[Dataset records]
%%
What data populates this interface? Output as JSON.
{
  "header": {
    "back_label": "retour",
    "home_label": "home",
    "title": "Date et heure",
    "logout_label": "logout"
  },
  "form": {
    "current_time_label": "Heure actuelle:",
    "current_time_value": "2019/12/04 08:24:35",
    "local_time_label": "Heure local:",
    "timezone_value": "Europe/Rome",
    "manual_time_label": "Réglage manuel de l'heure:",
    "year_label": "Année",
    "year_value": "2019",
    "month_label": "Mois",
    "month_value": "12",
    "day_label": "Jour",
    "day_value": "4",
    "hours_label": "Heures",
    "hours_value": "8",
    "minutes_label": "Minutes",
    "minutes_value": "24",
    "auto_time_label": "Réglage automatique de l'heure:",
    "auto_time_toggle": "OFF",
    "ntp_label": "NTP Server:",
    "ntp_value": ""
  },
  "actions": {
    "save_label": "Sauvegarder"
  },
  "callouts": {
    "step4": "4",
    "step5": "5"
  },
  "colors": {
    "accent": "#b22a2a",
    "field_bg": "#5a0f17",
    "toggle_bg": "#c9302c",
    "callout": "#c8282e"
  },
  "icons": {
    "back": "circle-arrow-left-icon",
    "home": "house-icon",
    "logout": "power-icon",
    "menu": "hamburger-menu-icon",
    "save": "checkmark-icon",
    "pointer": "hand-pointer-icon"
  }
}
%%
Output the listing above word for word.

What data populates this interface? Output as JSON.
{
  "header": {
    "back_label": "retour",
    "home_label": "home",
    "title": "Date et heure",
    "logout_label": "logout"
  },
  "form": {
    "current_time_label": "Heure actuelle:",
    "current_time_value": "2019/12/04 08:24:35",
    "local_time_label": "Heure local:",
    "timezone_value": "Europe/Rome",
    "manual_time_label": "Réglage manuel de l'heure:",
    "year_label": "Année",
    "year_value": "2019",
    "month_label": "Mois",
    "month_value": "12",
    "day_label": "Jour",
    "day_value": "4",
    "hours_label": "Heures",
    "hours_value": "8",
    "minutes_label": "Minutes",
    "minutes_value": "24",
    "auto_time_label": "Réglage automatique de l'heure:",
    "auto_time_toggle": "OFF",
    "ntp_label": "NTP Server:",
    "ntp_value": ""
  },
  "actions": {
    "save_label": "Sauvegarder"
  },
  "callouts": {
    "step4": "4",
    "step5": "5"
  },
  "colors": {
    "accent": "#b22a2a",
    "field_bg": "#5a0f17",
    "toggle_bg": "#c9302c",
    "callout": "#c8282e"
  },
  "icons": {
    "back": "circle-arrow-left-icon",
    "home": "house-icon",
    "logout": "power-icon",
    "menu": "hamburger-menu-icon",
    "save": "checkmark-icon",
    "pointer": "hand-pointer-icon"
  }
}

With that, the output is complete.